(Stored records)
□ □ □ □
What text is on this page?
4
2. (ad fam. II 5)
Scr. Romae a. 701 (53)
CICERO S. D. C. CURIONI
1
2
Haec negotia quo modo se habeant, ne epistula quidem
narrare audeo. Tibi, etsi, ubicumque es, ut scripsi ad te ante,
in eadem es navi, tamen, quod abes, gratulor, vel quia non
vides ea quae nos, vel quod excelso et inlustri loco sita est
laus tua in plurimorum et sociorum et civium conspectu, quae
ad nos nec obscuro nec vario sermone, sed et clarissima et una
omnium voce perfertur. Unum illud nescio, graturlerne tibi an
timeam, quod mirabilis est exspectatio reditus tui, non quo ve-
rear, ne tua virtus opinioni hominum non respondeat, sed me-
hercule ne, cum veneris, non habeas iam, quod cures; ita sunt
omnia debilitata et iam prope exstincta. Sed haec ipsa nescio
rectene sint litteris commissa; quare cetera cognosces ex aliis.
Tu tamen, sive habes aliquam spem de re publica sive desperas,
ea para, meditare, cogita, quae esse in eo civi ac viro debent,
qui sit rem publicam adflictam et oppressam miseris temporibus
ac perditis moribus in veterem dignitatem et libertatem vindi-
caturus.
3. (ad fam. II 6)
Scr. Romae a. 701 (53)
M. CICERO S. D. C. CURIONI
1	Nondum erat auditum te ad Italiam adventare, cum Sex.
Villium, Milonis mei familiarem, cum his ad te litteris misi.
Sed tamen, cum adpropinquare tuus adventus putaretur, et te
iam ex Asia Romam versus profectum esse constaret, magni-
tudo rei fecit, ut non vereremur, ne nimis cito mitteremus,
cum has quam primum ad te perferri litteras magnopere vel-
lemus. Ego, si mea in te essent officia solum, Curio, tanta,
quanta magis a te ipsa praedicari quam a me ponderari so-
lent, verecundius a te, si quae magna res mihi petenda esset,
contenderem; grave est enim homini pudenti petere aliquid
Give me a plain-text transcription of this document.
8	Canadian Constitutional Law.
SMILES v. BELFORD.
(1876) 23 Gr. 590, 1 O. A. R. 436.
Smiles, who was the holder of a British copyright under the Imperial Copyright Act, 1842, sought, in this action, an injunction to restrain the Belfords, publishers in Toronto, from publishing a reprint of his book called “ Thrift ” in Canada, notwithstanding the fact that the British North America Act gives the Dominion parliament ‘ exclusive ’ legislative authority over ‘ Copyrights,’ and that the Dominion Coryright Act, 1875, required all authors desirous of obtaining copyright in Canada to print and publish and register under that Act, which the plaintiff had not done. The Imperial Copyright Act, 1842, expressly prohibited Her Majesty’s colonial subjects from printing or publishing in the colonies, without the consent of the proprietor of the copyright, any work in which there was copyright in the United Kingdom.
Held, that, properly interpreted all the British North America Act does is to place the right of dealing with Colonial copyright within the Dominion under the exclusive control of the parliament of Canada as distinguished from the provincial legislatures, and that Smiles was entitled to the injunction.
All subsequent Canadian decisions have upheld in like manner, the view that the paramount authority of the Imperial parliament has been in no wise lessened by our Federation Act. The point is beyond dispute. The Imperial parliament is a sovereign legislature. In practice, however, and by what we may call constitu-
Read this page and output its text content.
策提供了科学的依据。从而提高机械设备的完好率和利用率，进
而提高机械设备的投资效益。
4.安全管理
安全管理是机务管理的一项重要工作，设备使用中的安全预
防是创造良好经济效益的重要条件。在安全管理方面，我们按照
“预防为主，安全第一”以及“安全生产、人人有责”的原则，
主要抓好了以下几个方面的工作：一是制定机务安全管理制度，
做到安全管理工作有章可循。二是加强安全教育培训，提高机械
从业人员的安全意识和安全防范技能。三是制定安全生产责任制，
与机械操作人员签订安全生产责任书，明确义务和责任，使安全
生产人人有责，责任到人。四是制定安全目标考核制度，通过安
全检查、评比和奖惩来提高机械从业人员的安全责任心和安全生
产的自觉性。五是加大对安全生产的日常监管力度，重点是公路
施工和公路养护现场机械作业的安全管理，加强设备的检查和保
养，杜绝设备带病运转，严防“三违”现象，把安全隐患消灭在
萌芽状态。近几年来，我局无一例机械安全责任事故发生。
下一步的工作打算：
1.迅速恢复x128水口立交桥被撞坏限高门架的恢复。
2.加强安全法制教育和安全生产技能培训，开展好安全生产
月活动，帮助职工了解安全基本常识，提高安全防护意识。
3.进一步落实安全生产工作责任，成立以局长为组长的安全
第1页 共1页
□ □ □ □
#### [PROBLEM DESCRIPTION]
Go through the material and copy out every line with "quae" in it.

#### [SOLVED PROBLEM]
vides ea quae nos, vel quod excelso et inlustri loco sita est
laus tua in plurimorum et sociorum et civium conspectu, quae
ea para, meditare, cogita, quae esse in eo civi ac viro debent,
lent, verecundius a te, si quae magna res mihi petenda esset,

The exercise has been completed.